DATA EXCERPTS>
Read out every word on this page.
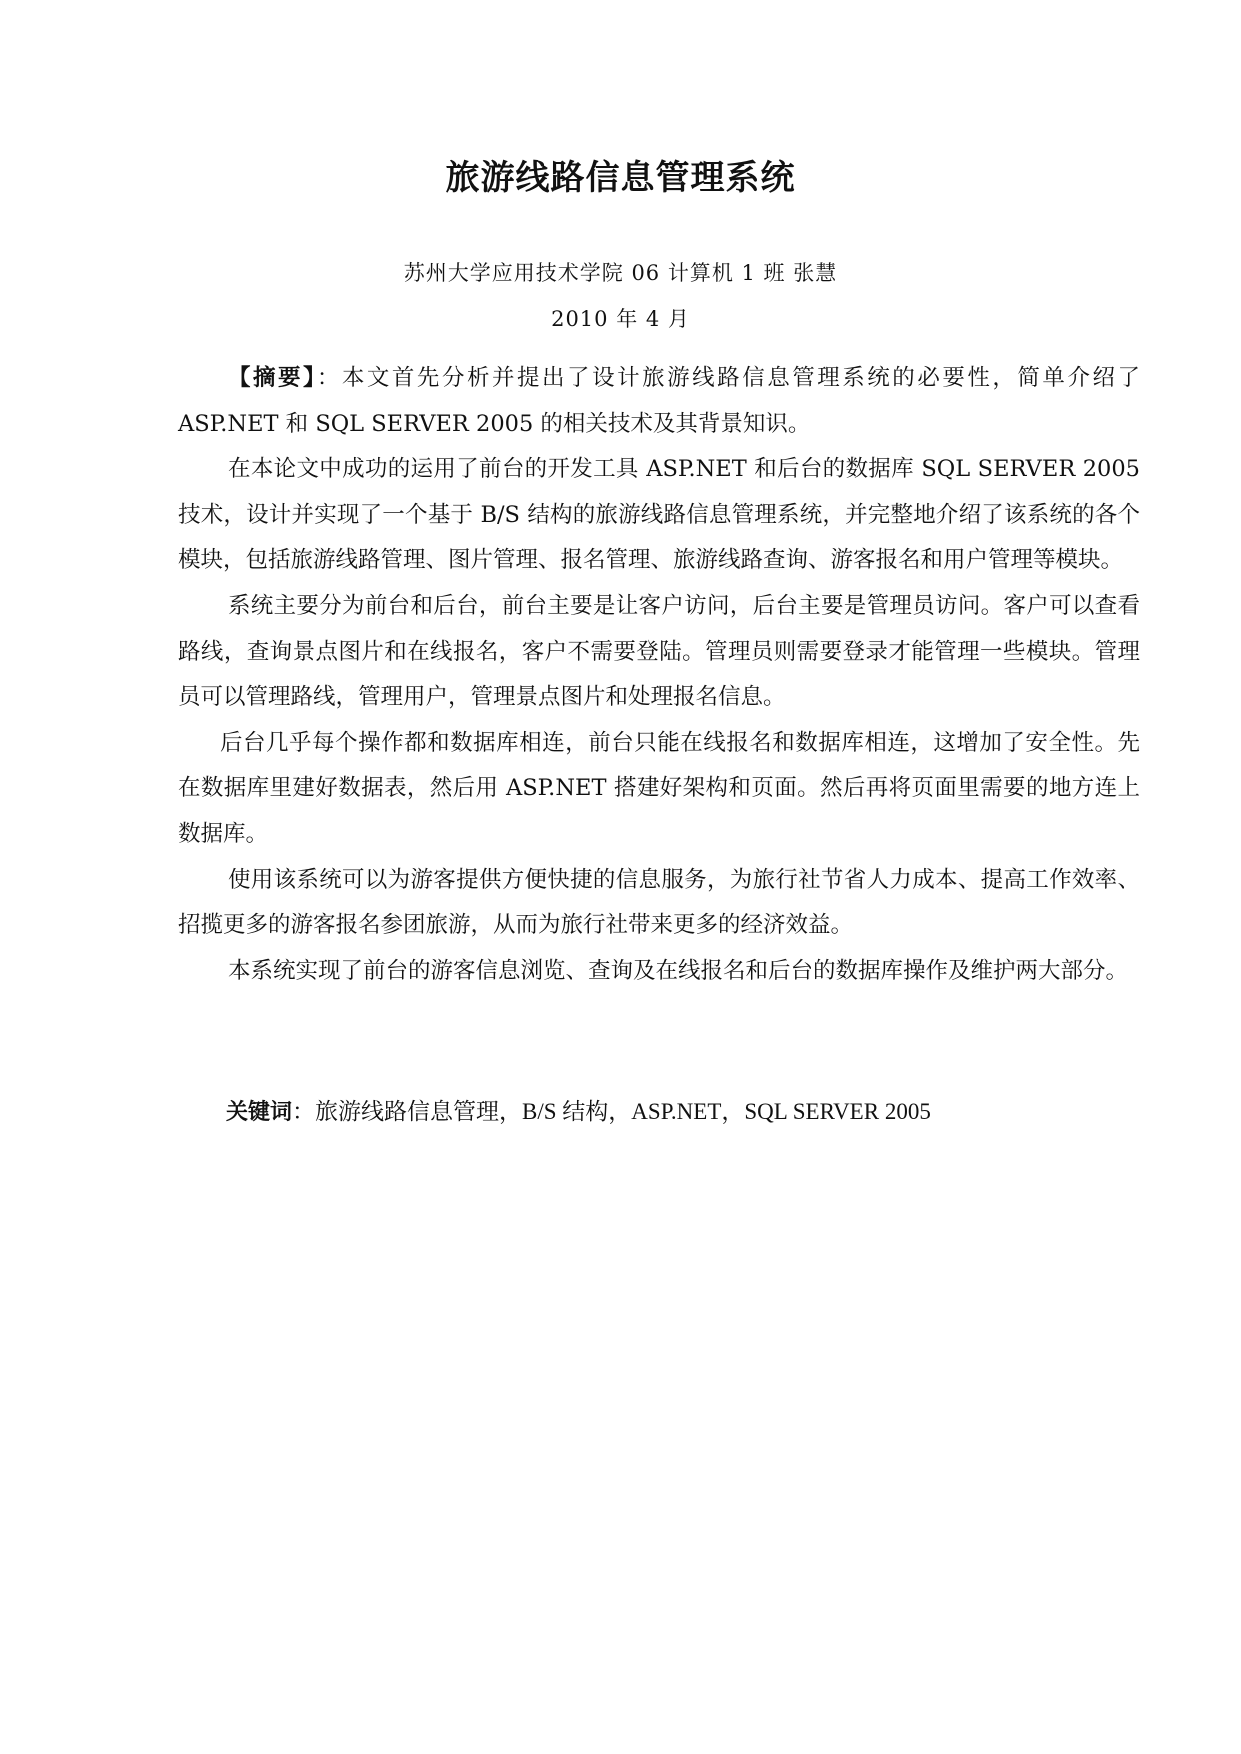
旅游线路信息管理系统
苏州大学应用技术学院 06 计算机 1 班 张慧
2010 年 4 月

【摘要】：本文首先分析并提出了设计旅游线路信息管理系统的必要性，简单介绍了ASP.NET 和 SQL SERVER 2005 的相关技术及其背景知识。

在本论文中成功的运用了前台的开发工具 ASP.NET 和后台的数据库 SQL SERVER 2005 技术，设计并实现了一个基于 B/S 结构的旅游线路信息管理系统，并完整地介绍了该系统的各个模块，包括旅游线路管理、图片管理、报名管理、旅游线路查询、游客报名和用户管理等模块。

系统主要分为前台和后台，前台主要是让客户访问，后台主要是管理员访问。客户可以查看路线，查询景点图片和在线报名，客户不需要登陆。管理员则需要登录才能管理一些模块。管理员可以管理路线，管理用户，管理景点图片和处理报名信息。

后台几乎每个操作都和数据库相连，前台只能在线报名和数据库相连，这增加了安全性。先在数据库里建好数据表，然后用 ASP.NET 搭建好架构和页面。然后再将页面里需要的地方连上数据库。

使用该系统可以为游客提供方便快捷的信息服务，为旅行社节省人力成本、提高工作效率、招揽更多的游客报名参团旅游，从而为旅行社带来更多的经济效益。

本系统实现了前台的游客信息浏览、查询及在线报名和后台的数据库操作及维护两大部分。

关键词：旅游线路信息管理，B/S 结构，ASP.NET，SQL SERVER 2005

---

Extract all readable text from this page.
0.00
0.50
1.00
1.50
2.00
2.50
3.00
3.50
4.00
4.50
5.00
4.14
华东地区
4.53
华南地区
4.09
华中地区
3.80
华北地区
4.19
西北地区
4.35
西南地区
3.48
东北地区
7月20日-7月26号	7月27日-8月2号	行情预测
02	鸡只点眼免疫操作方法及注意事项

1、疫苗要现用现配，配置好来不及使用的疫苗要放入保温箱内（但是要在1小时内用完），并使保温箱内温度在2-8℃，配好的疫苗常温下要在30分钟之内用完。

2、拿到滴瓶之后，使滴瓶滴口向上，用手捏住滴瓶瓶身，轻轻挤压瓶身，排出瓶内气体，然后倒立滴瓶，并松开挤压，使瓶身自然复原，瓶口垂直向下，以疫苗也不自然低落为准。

WRITTEN INSTRUCTION>
Gather every line containing the word "page" and copy it.

THE COMPLETED TASK>
Read out every word on this page.
Extract all readable text from this page.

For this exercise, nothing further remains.